### Do this
Check each line of the records below and collect those that include the word "JSON".
+ + + + +
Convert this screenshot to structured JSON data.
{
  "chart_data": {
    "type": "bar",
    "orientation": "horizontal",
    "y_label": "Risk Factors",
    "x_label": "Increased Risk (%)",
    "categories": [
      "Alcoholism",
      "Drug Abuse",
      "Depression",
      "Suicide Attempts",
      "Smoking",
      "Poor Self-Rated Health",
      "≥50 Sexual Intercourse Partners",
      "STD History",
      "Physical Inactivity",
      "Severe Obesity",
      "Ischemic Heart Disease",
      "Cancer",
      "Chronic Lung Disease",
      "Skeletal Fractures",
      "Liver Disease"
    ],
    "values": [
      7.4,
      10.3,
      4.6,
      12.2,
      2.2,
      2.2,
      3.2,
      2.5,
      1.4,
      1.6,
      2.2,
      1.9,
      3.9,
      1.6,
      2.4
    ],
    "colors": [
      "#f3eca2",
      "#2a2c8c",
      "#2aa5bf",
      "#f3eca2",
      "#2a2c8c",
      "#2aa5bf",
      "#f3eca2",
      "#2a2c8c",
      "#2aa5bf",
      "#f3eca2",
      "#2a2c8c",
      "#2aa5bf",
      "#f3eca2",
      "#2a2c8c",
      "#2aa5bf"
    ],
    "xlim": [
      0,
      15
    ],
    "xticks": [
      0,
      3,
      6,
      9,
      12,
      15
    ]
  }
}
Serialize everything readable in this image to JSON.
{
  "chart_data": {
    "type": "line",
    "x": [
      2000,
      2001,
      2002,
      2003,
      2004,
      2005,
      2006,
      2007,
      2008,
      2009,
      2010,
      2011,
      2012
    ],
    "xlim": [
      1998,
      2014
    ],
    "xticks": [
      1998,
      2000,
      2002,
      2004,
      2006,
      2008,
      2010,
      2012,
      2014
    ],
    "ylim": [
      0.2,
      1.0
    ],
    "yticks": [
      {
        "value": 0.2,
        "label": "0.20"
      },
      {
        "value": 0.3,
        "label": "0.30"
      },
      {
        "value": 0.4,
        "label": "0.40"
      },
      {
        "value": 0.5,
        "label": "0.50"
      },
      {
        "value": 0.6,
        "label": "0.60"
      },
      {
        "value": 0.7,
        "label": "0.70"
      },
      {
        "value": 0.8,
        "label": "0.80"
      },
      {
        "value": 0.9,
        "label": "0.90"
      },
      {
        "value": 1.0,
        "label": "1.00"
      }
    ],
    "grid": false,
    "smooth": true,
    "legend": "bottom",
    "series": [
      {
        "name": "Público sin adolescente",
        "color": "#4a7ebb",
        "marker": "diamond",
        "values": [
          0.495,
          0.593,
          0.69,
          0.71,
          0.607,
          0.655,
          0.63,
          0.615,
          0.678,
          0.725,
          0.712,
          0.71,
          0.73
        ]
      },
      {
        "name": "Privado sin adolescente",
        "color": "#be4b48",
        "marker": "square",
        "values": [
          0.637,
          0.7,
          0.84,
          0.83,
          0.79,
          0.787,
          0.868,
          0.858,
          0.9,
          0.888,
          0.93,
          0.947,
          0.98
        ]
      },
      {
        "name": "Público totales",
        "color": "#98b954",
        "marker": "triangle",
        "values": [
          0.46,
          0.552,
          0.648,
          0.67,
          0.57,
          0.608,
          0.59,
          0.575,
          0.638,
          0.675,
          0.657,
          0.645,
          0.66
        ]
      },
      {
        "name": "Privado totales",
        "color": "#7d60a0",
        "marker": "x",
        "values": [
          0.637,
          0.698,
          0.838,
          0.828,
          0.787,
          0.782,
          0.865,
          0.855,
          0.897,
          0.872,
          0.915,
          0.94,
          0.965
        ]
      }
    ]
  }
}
+ + + + +
### Exercise response
Convert this screenshot to structured JSON data.
Serialize everything readable in this image to JSON.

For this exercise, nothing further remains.